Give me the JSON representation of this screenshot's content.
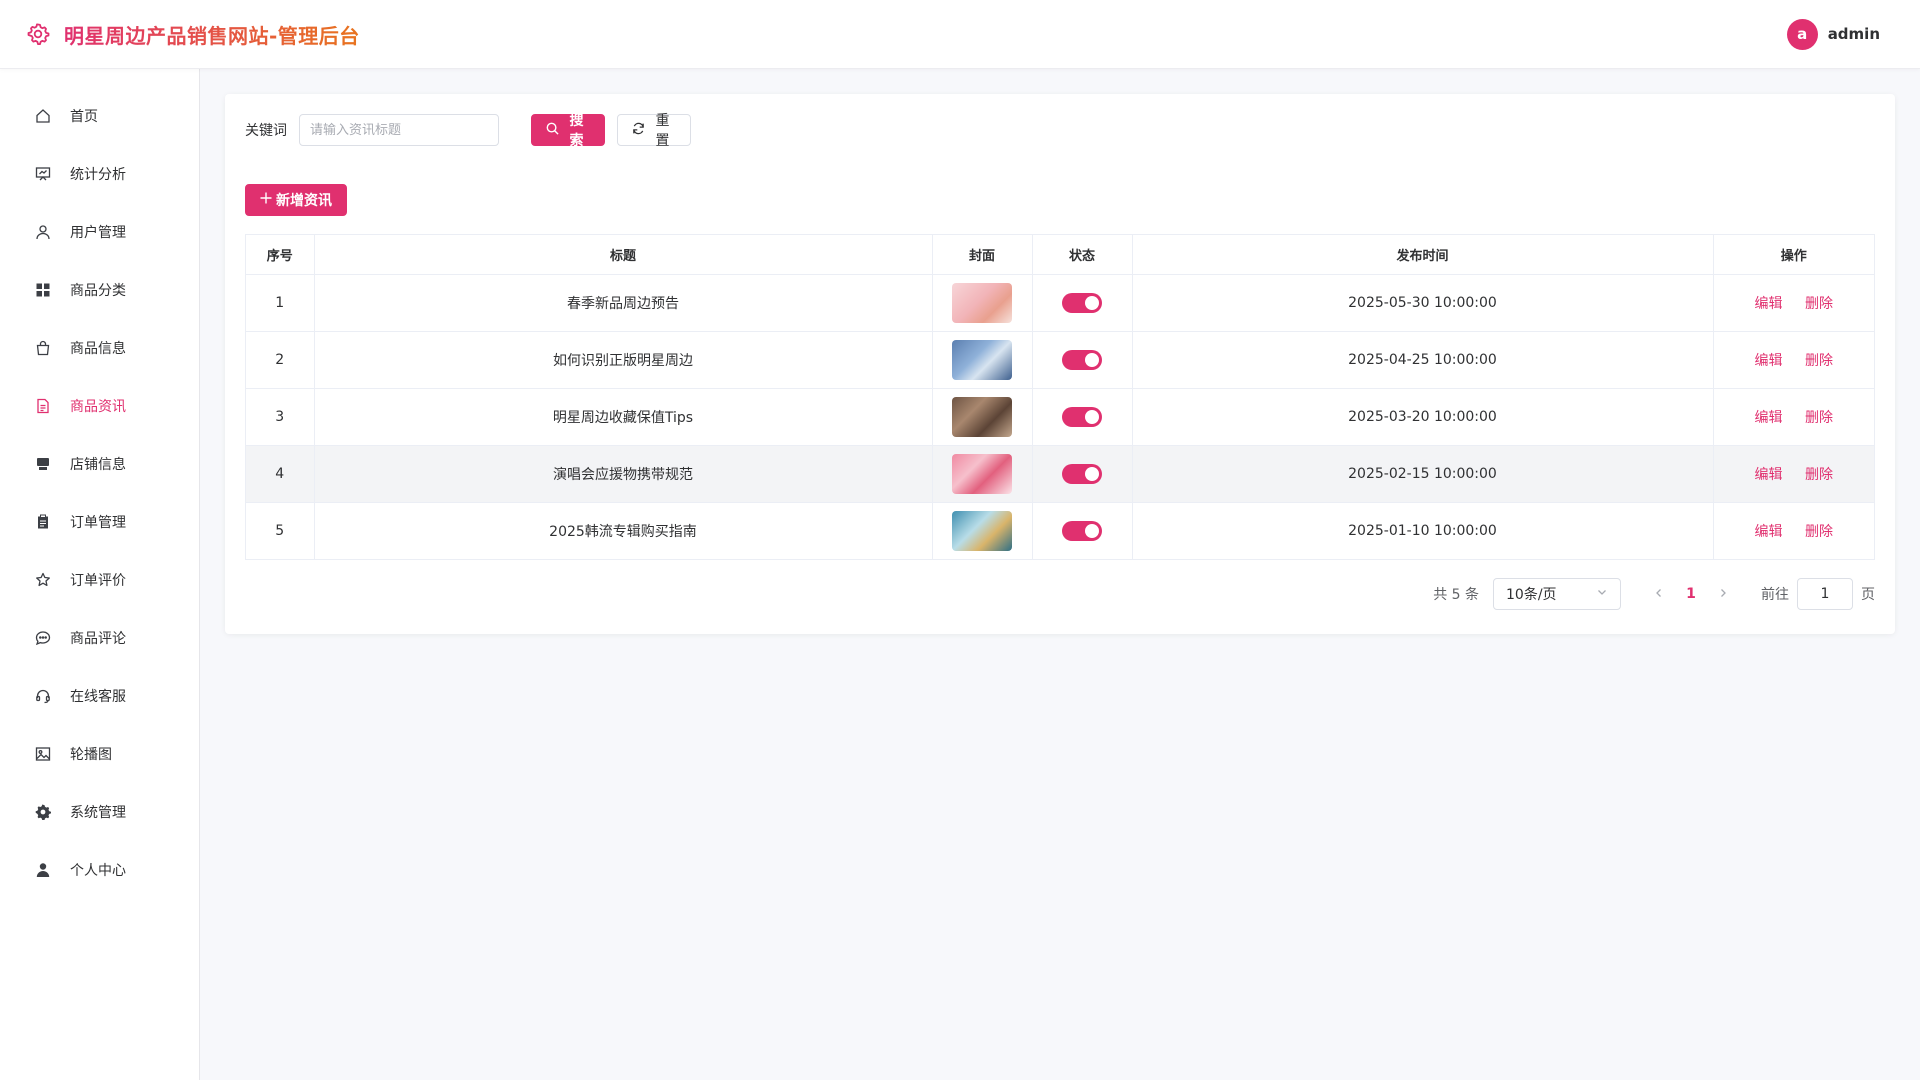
{
  "header": {
    "title": "明星周边产品销售网站-管理后台",
    "logo_icon": "gear-icon",
    "user": {
      "avatar_letter": "a",
      "name": "admin"
    }
  },
  "colors": {
    "accent": "#e0306f",
    "title_gradient_end": "#e8741e"
  },
  "sidebar": {
    "items": [
      {
        "label": "首页",
        "icon": "home-icon",
        "active": false
      },
      {
        "label": "统计分析",
        "icon": "presentation-chart-icon",
        "active": false
      },
      {
        "label": "用户管理",
        "icon": "user-icon",
        "active": false
      },
      {
        "label": "商品分类",
        "icon": "grid-icon",
        "active": false
      },
      {
        "label": "商品信息",
        "icon": "shopping-bag-icon",
        "active": false
      },
      {
        "label": "商品资讯",
        "icon": "document-icon",
        "active": true
      },
      {
        "label": "店铺信息",
        "icon": "shop-icon",
        "active": false
      },
      {
        "label": "订单管理",
        "icon": "clipboard-icon",
        "active": false
      },
      {
        "label": "订单评价",
        "icon": "star-icon",
        "active": false
      },
      {
        "label": "商品评论",
        "icon": "chat-bubble-icon",
        "active": false
      },
      {
        "label": "在线客服",
        "icon": "headset-icon",
        "active": false
      },
      {
        "label": "轮播图",
        "icon": "picture-icon",
        "active": false
      },
      {
        "label": "系统管理",
        "icon": "settings-icon",
        "active": false
      },
      {
        "label": "个人中心",
        "icon": "person-icon",
        "active": false
      }
    ]
  },
  "search": {
    "label": "关键词",
    "placeholder": "请输入资讯标题",
    "value": "",
    "search_button": "搜索",
    "reset_button": "重置"
  },
  "toolbar": {
    "add_button": "新增资讯"
  },
  "table": {
    "columns": [
      "序号",
      "标题",
      "封面",
      "状态",
      "发布时间",
      "操作"
    ],
    "rows": [
      {
        "index": "1",
        "title": "春季新品周边预告",
        "cover": "thumbnail-pink-flowers",
        "status_on": true,
        "time": "2025-05-30 10:00:00",
        "edit": "编辑",
        "delete": "删除"
      },
      {
        "index": "2",
        "title": "如何识别正版明星周边",
        "cover": "thumbnail-blue-street",
        "status_on": true,
        "time": "2025-04-25 10:00:00",
        "edit": "编辑",
        "delete": "删除"
      },
      {
        "index": "3",
        "title": "明星周边收藏保值Tips",
        "cover": "thumbnail-brown-collection",
        "status_on": true,
        "time": "2025-03-20 10:00:00",
        "edit": "编辑",
        "delete": "删除"
      },
      {
        "index": "4",
        "title": "演唱会应援物携带规范",
        "cover": "thumbnail-pink-concert",
        "status_on": true,
        "time": "2025-02-15 10:00:00",
        "edit": "编辑",
        "delete": "删除"
      },
      {
        "index": "5",
        "title": "2025韩流专辑购买指南",
        "cover": "thumbnail-teal-albums",
        "status_on": true,
        "time": "2025-01-10 10:00:00",
        "edit": "编辑",
        "delete": "删除"
      }
    ]
  },
  "pagination": {
    "total": "共 5 条",
    "page_size": "10条/页",
    "current_page": "1",
    "goto_label": "前往",
    "goto_value": "1",
    "goto_suffix": "页"
  }
}
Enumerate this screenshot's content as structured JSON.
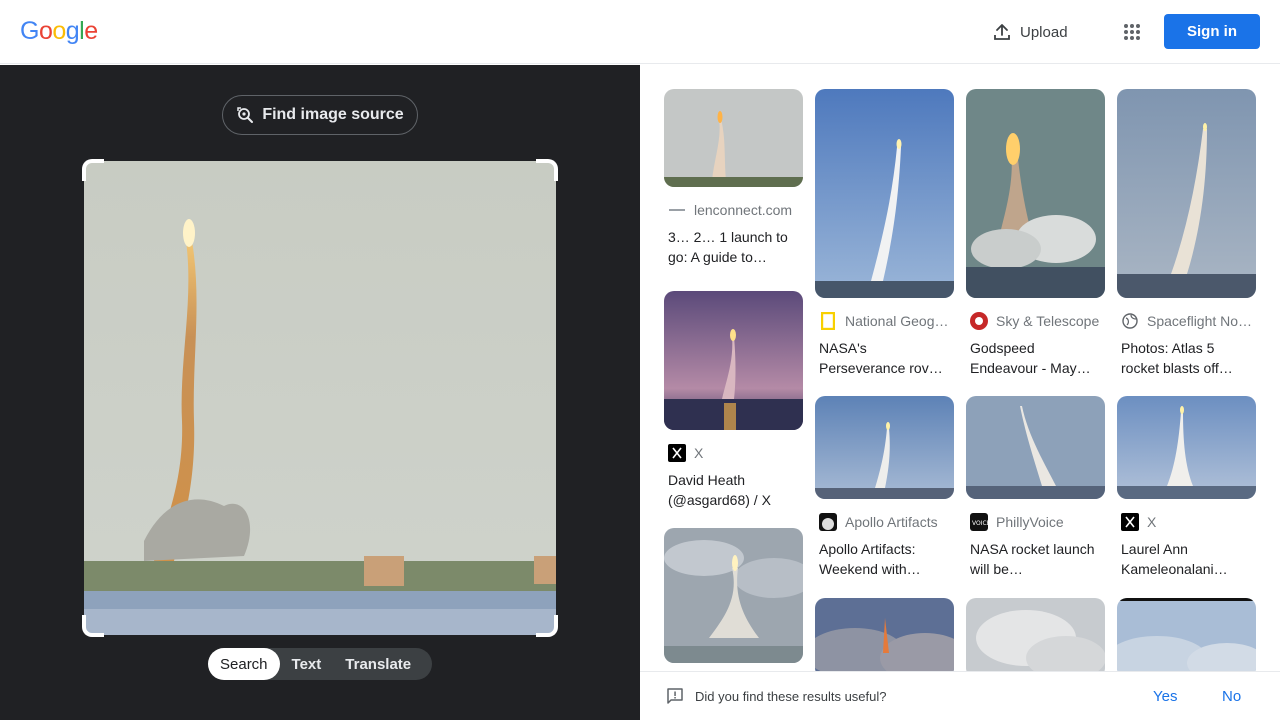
{
  "header": {
    "logo": [
      "G",
      "o",
      "o",
      "g",
      "l",
      "e"
    ],
    "logo_colors": [
      "#4285F4",
      "#EA4335",
      "#FBBC05",
      "#4285F4",
      "#34A853",
      "#EA4335"
    ],
    "upload_label": "Upload",
    "apps_icon": "apps-grid-icon",
    "signin_label": "Sign in",
    "accent": "#1a73e8"
  },
  "left": {
    "find_source_label": "Find image source",
    "find_source_icon": "lens-search-icon",
    "modes": [
      "Search",
      "Text",
      "Translate"
    ],
    "active_mode": "Search"
  },
  "results": [
    {
      "source": "lenconnect.com",
      "title": "3… 2… 1 launch to go: A guide to…",
      "icon": "site-dash-icon"
    },
    {
      "source": "X",
      "title": "David Heath (@asgard68) / X",
      "icon": "x-logo-icon"
    },
    {
      "source": "",
      "title": "",
      "icon": ""
    },
    {
      "source": "National Geog…",
      "title": "NASA's Perseverance rov…",
      "icon": "natgeo-icon"
    },
    {
      "source": "Apollo Artifacts",
      "title": "Apollo Artifacts: Weekend with…",
      "icon": "apollo-icon"
    },
    {
      "source": "",
      "title": "",
      "icon": ""
    },
    {
      "source": "Sky & Telescope",
      "title": "Godspeed Endeavour - May…",
      "icon": "sky-telescope-icon"
    },
    {
      "source": "PhillyVoice",
      "title": "NASA rocket launch will be…",
      "icon": "phillyvoice-icon"
    },
    {
      "source": "",
      "title": "",
      "icon": ""
    },
    {
      "source": "Spaceflight No…",
      "title": "Photos: Atlas 5 rocket blasts off…",
      "icon": "globe-icon"
    },
    {
      "source": "X",
      "title": "Laurel Ann Kameleonalani…",
      "icon": "x-logo-icon"
    },
    {
      "source": "",
      "title": "",
      "icon": ""
    }
  ],
  "feedback": {
    "question": "Did you find these results useful?",
    "icon": "feedback-icon",
    "yes": "Yes",
    "no": "No"
  }
}
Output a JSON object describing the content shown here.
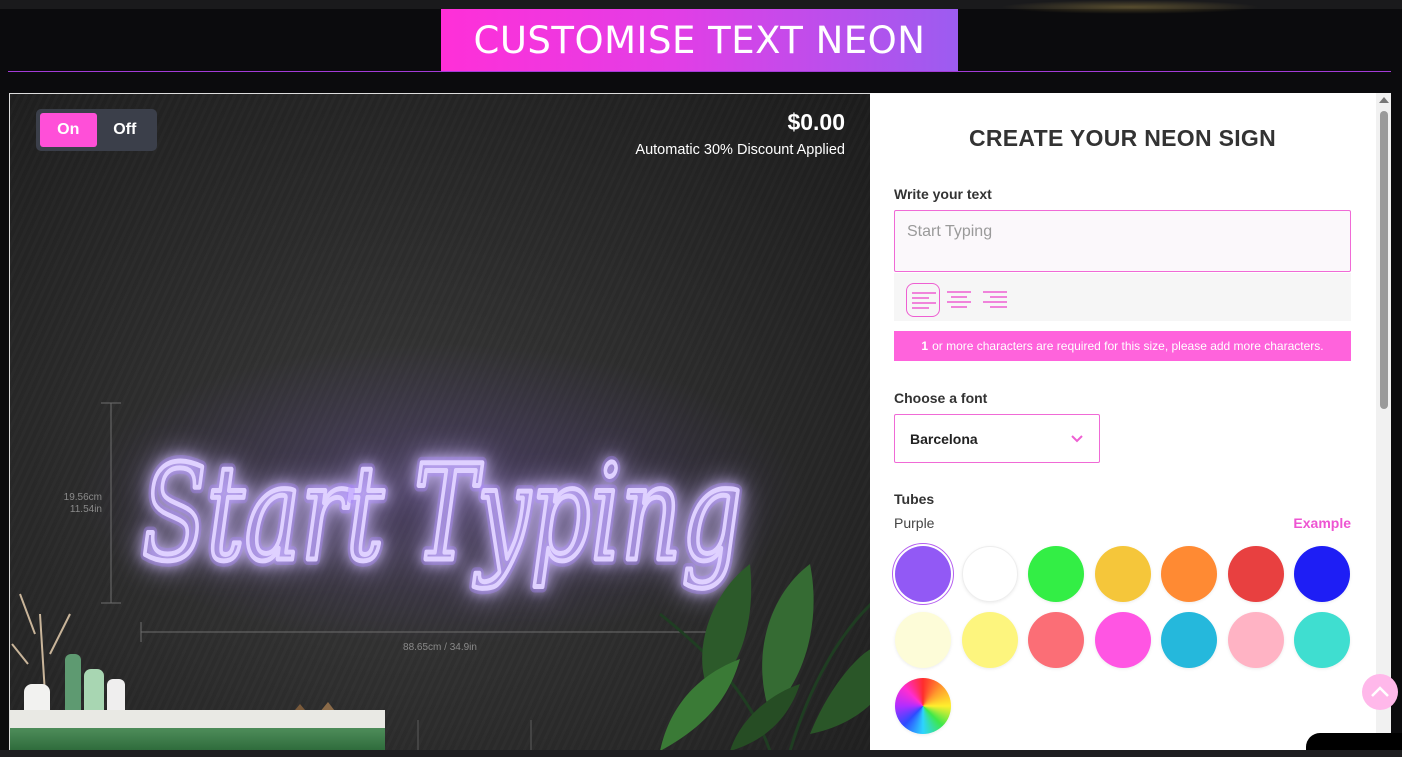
{
  "banner": {
    "title": "CUSTOMISE TEXT NEON"
  },
  "preview": {
    "toggle": {
      "on_label": "On",
      "off_label": "Off"
    },
    "price": "$0.00",
    "discount": "Automatic 30% Discount Applied",
    "neon_text": "Start Typing",
    "neon_color": "#a47bff",
    "height_cm": "19.56cm",
    "height_in": "11.54in",
    "width_label": "88.65cm / 34.9in"
  },
  "panel": {
    "title": "CREATE YOUR NEON SIGN",
    "write_label": "Write your text",
    "text_placeholder": "Start Typing",
    "text_value": "",
    "align_options": [
      "align-left-icon",
      "align-center-icon",
      "align-right-icon"
    ],
    "warning_count": "1",
    "warning_text": "or more characters are required for this size, please add more characters.",
    "font_label": "Choose a font",
    "font_value": "Barcelona",
    "tubes_label": "Tubes",
    "tube_selected": "Purple",
    "example_link": "Example",
    "swatches": [
      {
        "name": "Purple",
        "color": "#9259f5"
      },
      {
        "name": "White",
        "color": "#ffffff"
      },
      {
        "name": "Green",
        "color": "#33ee45"
      },
      {
        "name": "Golden Yellow",
        "color": "#f5c63a"
      },
      {
        "name": "Orange",
        "color": "#ff8a33"
      },
      {
        "name": "Red",
        "color": "#e84040"
      },
      {
        "name": "Blue",
        "color": "#1e1ef5"
      },
      {
        "name": "Warm White",
        "color": "#fdfcd8"
      },
      {
        "name": "Lemon Yellow",
        "color": "#fdf57e"
      },
      {
        "name": "Coral",
        "color": "#fb6e76"
      },
      {
        "name": "Pink",
        "color": "#ff55e3"
      },
      {
        "name": "Ice Blue",
        "color": "#25b8dc"
      },
      {
        "name": "Light Pink",
        "color": "#ffb3c4"
      },
      {
        "name": "Aqua",
        "color": "#3fded0"
      },
      {
        "name": "RGB",
        "color": "conic"
      }
    ]
  }
}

- SHORT TASK
Copy every entry word for word, but omit the pictures.

- SOLUTION TO THIS EXERCISE
Give me the JSON representation of this screenshot's content.
{
  "header": {
    "title": "明星周边产品销售网站-管理后台",
    "logo_icon": "gear-icon",
    "user": {
      "avatar_letter": "a",
      "name": "admin"
    }
  },
  "colors": {
    "accent": "#e0306f",
    "title_gradient_end": "#e8741e"
  },
  "sidebar": {
    "items": [
      {
        "label": "首页",
        "icon": "home-icon",
        "active": false
      },
      {
        "label": "统计分析",
        "icon": "presentation-chart-icon",
        "active": false
      },
      {
        "label": "用户管理",
        "icon": "user-icon",
        "active": false
      },
      {
        "label": "商品分类",
        "icon": "grid-icon",
        "active": false
      },
      {
        "label": "商品信息",
        "icon": "shopping-bag-icon",
        "active": false
      },
      {
        "label": "商品资讯",
        "icon": "document-icon",
        "active": true
      },
      {
        "label": "店铺信息",
        "icon": "shop-icon",
        "active": false
      },
      {
        "label": "订单管理",
        "icon": "clipboard-icon",
        "active": false
      },
      {
        "label": "订单评价",
        "icon": "star-icon",
        "active": false
      },
      {
        "label": "商品评论",
        "icon": "chat-bubble-icon",
        "active": false
      },
      {
        "label": "在线客服",
        "icon": "headset-icon",
        "active": false
      },
      {
        "label": "轮播图",
        "icon": "picture-icon",
        "active": false
      },
      {
        "label": "系统管理",
        "icon": "settings-icon",
        "active": false
      },
      {
        "label": "个人中心",
        "icon": "person-icon",
        "active": false
      }
    ]
  },
  "search": {
    "label": "关键词",
    "placeholder": "请输入资讯标题",
    "value": "",
    "search_button": "搜索",
    "reset_button": "重置"
  },
  "toolbar": {
    "add_button": "新增资讯"
  },
  "table": {
    "columns": [
      "序号",
      "标题",
      "封面",
      "状态",
      "发布时间",
      "操作"
    ],
    "rows": [
      {
        "index": "1",
        "title": "春季新品周边预告",
        "cover": "thumbnail-pink-flowers",
        "status_on": true,
        "time": "2025-05-30 10:00:00",
        "edit": "编辑",
        "delete": "删除"
      },
      {
        "index": "2",
        "title": "如何识别正版明星周边",
        "cover": "thumbnail-blue-street",
        "status_on": true,
        "time": "2025-04-25 10:00:00",
        "edit": "编辑",
        "delete": "删除"
      },
      {
        "index": "3",
        "title": "明星周边收藏保值Tips",
        "cover": "thumbnail-brown-collection",
        "status_on": true,
        "time": "2025-03-20 10:00:00",
        "edit": "编辑",
        "delete": "删除"
      },
      {
        "index": "4",
        "title": "演唱会应援物携带规范",
        "cover": "thumbnail-pink-concert",
        "status_on": true,
        "time": "2025-02-15 10:00:00",
        "edit": "编辑",
        "delete": "删除"
      },
      {
        "index": "5",
        "title": "2025韩流专辑购买指南",
        "cover": "thumbnail-teal-albums",
        "status_on": true,
        "time": "2025-01-10 10:00:00",
        "edit": "编辑",
        "delete": "删除"
      }
    ]
  },
  "pagination": {
    "total": "共 5 条",
    "page_size": "10条/页",
    "current_page": "1",
    "goto_label": "前往",
    "goto_value": "1",
    "goto_suffix": "页"
  }
}
Enumerate this screenshot's content as structured JSON.
{
  "header": {
    "logo": [
      "G",
      "o",
      "o",
      "g",
      "l",
      "e"
    ],
    "logo_colors": [
      "#4285F4",
      "#EA4335",
      "#FBBC05",
      "#4285F4",
      "#34A853",
      "#EA4335"
    ],
    "upload_label": "Upload",
    "apps_icon": "apps-grid-icon",
    "signin_label": "Sign in",
    "accent": "#1a73e8"
  },
  "left": {
    "find_source_label": "Find image source",
    "find_source_icon": "lens-search-icon",
    "modes": [
      "Search",
      "Text",
      "Translate"
    ],
    "active_mode": "Search"
  },
  "results": [
    {
      "source": "lenconnect.com",
      "title": "3… 2… 1 launch to go: A guide to…",
      "icon": "site-dash-icon"
    },
    {
      "source": "X",
      "title": "David Heath (@asgard68) / X",
      "icon": "x-logo-icon"
    },
    {
      "source": "",
      "title": "",
      "icon": ""
    },
    {
      "source": "National Geog…",
      "title": "NASA's Perseverance rov…",
      "icon": "natgeo-icon"
    },
    {
      "source": "Apollo Artifacts",
      "title": "Apollo Artifacts: Weekend with…",
      "icon": "apollo-icon"
    },
    {
      "source": "",
      "title": "",
      "icon": ""
    },
    {
      "source": "Sky & Telescope",
      "title": "Godspeed Endeavour - May…",
      "icon": "sky-telescope-icon"
    },
    {
      "source": "PhillyVoice",
      "title": "NASA rocket launch will be…",
      "icon": "phillyvoice-icon"
    },
    {
      "source": "",
      "title": "",
      "icon": ""
    },
    {
      "source": "Spaceflight No…",
      "title": "Photos: Atlas 5 rocket blasts off…",
      "icon": "globe-icon"
    },
    {
      "source": "X",
      "title": "Laurel Ann Kameleonalani…",
      "icon": "x-logo-icon"
    },
    {
      "source": "",
      "title": "",
      "icon": ""
    }
  ],
  "feedback": {
    "question": "Did you find these results useful?",
    "icon": "feedback-icon",
    "yes": "Yes",
    "no": "No"
  }
}
Output a JSON object describing the content shown here.
{
  "banner": {
    "title": "CUSTOMISE TEXT NEON"
  },
  "preview": {
    "toggle": {
      "on_label": "On",
      "off_label": "Off"
    },
    "price": "$0.00",
    "discount": "Automatic 30% Discount Applied",
    "neon_text": "Start Typing",
    "neon_color": "#a47bff",
    "height_cm": "19.56cm",
    "height_in": "11.54in",
    "width_label": "88.65cm / 34.9in"
  },
  "panel": {
    "title": "CREATE YOUR NEON SIGN",
    "write_label": "Write your text",
    "text_placeholder": "Start Typing",
    "text_value": "",
    "align_options": [
      "align-left-icon",
      "align-center-icon",
      "align-right-icon"
    ],
    "warning_count": "1",
    "warning_text": "or more characters are required for this size, please add more characters.",
    "font_label": "Choose a font",
    "font_value": "Barcelona",
    "tubes_label": "Tubes",
    "tube_selected": "Purple",
    "example_link": "Example",
    "swatches": [
      {
        "name": "Purple",
        "color": "#9259f5"
      },
      {
        "name": "White",
        "color": "#ffffff"
      },
      {
        "name": "Green",
        "color": "#33ee45"
      },
      {
        "name": "Golden Yellow",
        "color": "#f5c63a"
      },
      {
        "name": "Orange",
        "color": "#ff8a33"
      },
      {
        "name": "Red",
        "color": "#e84040"
      },
      {
        "name": "Blue",
        "color": "#1e1ef5"
      },
      {
        "name": "Warm White",
        "color": "#fdfcd8"
      },
      {
        "name": "Lemon Yellow",
        "color": "#fdf57e"
      },
      {
        "name": "Coral",
        "color": "#fb6e76"
      },
      {
        "name": "Pink",
        "color": "#ff55e3"
      },
      {
        "name": "Ice Blue",
        "color": "#25b8dc"
      },
      {
        "name": "Light Pink",
        "color": "#ffb3c4"
      },
      {
        "name": "Aqua",
        "color": "#3fded0"
      },
      {
        "name": "RGB",
        "color": "conic"
      }
    ]
  }
}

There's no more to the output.